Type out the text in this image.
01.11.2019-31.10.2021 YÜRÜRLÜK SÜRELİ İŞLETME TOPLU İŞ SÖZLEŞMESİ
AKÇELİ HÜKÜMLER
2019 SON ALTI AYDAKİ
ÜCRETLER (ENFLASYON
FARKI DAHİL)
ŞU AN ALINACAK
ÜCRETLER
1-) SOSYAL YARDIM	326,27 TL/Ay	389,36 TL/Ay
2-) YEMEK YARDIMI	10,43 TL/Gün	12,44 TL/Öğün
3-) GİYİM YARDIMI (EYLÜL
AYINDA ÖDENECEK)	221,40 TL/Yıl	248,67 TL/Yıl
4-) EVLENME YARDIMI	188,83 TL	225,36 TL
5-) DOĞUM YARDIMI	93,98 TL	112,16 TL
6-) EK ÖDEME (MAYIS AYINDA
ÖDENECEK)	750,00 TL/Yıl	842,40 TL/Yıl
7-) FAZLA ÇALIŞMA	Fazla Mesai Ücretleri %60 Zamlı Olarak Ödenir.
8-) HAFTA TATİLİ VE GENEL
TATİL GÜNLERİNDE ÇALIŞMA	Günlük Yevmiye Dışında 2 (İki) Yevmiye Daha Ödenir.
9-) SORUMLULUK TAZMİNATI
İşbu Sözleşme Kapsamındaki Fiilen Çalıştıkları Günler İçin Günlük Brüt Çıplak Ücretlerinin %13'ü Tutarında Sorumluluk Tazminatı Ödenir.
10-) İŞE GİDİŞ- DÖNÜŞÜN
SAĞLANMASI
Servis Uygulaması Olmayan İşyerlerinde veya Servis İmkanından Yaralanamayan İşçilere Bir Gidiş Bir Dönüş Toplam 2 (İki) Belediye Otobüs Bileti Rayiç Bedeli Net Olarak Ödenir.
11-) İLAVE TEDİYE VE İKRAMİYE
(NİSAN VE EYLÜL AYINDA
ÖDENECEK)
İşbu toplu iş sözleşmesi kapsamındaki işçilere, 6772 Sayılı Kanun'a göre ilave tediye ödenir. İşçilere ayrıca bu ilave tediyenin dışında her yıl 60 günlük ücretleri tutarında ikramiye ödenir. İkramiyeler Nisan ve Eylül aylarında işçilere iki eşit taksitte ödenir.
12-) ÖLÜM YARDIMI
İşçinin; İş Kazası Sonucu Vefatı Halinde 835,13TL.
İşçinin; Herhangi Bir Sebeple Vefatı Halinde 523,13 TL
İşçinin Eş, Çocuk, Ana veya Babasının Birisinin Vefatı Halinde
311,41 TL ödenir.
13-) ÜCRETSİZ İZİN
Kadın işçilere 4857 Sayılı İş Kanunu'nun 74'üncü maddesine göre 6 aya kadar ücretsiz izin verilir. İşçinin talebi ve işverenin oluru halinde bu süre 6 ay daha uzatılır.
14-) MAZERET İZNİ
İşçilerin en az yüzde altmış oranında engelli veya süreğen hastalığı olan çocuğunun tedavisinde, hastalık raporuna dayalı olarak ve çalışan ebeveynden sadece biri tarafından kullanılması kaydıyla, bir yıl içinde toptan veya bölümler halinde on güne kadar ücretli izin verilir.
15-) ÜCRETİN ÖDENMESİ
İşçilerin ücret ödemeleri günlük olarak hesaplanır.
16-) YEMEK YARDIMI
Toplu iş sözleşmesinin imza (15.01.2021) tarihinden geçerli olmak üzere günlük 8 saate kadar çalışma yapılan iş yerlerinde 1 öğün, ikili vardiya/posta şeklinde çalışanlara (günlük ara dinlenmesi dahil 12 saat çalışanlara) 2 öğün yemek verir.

Requirements ▸
Each line with the string "Vefatı" in it needs to be found and copied.

Response to the task ▸
İşçinin; İş Kazası Sonucu Vefatı Halinde 835,13TL.
İşçinin; Herhangi Bir Sebeple Vefatı Halinde 523,13 TL
İşçinin Eş, Çocuk, Ana veya Babasının Birisinin Vefatı Halinde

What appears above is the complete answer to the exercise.